#### [Challenge]
Write out the entries below once more, exactly.
== Dataset extract
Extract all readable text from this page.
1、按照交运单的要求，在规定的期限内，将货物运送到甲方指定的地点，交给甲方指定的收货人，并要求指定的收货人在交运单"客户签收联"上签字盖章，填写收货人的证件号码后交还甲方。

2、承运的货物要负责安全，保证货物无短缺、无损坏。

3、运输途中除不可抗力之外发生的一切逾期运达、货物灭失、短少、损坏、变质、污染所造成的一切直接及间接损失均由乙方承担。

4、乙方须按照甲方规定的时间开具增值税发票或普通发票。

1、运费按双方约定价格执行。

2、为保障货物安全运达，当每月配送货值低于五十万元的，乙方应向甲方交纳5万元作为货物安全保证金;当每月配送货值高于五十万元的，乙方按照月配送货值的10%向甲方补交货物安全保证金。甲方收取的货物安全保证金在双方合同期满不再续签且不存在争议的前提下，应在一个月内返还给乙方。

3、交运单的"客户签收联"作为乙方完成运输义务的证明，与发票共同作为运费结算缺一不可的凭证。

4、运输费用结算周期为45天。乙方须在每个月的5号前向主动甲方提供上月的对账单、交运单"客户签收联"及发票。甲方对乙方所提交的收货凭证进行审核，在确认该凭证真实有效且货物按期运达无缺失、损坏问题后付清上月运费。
====
#### [Output below]
Extract all readable text from this page.
1、按照交运单的要求，在规定的期限内，将货物运送到甲方指定的地点，交给甲方指定的收货人，并要求指定的收货人在交运单"客户签收联"上签字盖章，填写收货人的证件号码后交还甲方。

2、承运的货物要负责安全，保证货物无短缺、无损坏。

3、运输途中除不可抗力之外发生的一切逾期运达、货物灭失、短少、损坏、变质、污染所造成的一切直接及间接损失均由乙方承担。

4、乙方须按照甲方规定的时间开具增值税发票或普通发票。

1、运费按双方约定价格执行。

2、为保障货物安全运达，当每月配送货值低于五十万元的，乙方应向甲方交纳5万元作为货物安全保证金;当每月配送货值高于五十万元的，乙方按照月配送货值的10%向甲方补交货物安全保证金。甲方收取的货物安全保证金在双方合同期满不再续签且不存在争议的前提下，应在一个月内返还给乙方。

3、交运单的"客户签收联"作为乙方完成运输义务的证明，与发票共同作为运费结算缺一不可的凭证。

4、运输费用结算周期为45天。乙方须在每个月的5号前向主动甲方提供上月的对账单、交运单"客户签收联"及发票。甲方对乙方所提交的收货凭证进行审核，在确认该凭证真实有效且货物按期运达无缺失、损坏问题后付清上月运费。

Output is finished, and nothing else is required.